**WORK TO DO:** Reproduce every record below exactly as written, leaving out any pictures.

**EXCERPTED RECORDS:**
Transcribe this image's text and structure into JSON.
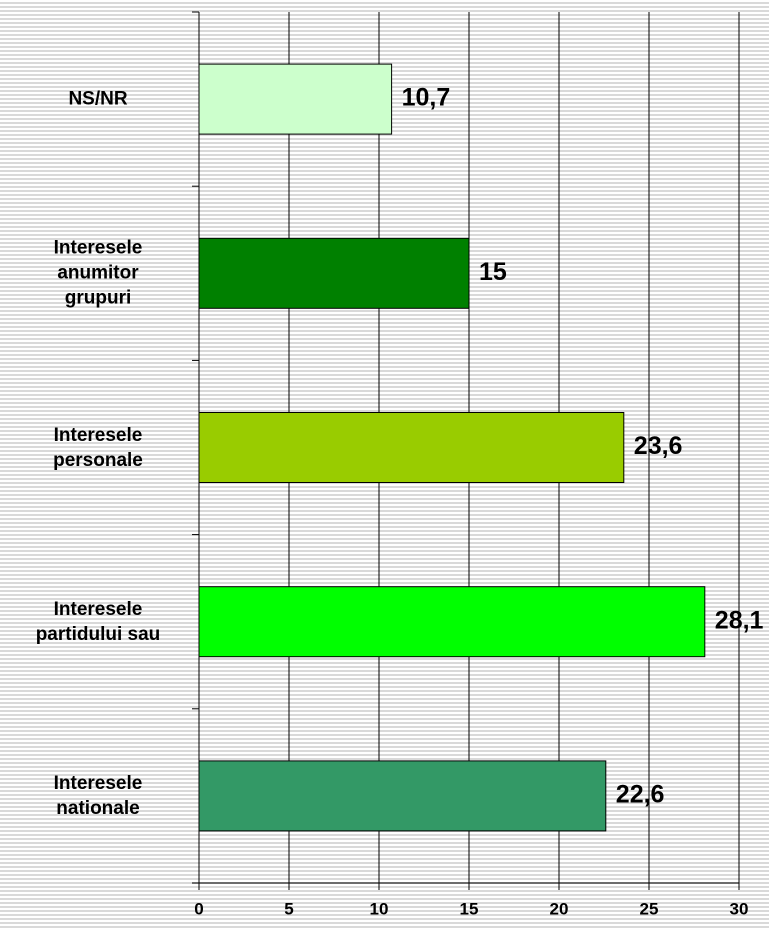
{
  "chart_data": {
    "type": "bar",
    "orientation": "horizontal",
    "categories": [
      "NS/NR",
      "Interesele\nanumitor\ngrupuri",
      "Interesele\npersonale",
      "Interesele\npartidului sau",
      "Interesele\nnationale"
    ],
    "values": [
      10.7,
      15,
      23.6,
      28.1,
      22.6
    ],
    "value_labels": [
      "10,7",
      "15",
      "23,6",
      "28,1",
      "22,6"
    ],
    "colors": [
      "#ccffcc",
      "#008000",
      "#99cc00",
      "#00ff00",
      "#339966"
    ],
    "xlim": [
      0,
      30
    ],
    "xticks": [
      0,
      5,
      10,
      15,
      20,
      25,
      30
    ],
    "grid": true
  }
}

**TASK SOLUTION:**
Transcribe this image's text and structure into JSON.
{
  "chart_data": {
    "type": "bar",
    "orientation": "horizontal",
    "categories": [
      "NS/NR",
      "Interesele\nanumitor\ngrupuri",
      "Interesele\npersonale",
      "Interesele\npartidului sau",
      "Interesele\nnationale"
    ],
    "values": [
      10.7,
      15,
      23.6,
      28.1,
      22.6
    ],
    "value_labels": [
      "10,7",
      "15",
      "23,6",
      "28,1",
      "22,6"
    ],
    "colors": [
      "#ccffcc",
      "#008000",
      "#99cc00",
      "#00ff00",
      "#339966"
    ],
    "xlim": [
      0,
      30
    ],
    "xticks": [
      0,
      5,
      10,
      15,
      20,
      25,
      30
    ],
    "grid": true
  }
}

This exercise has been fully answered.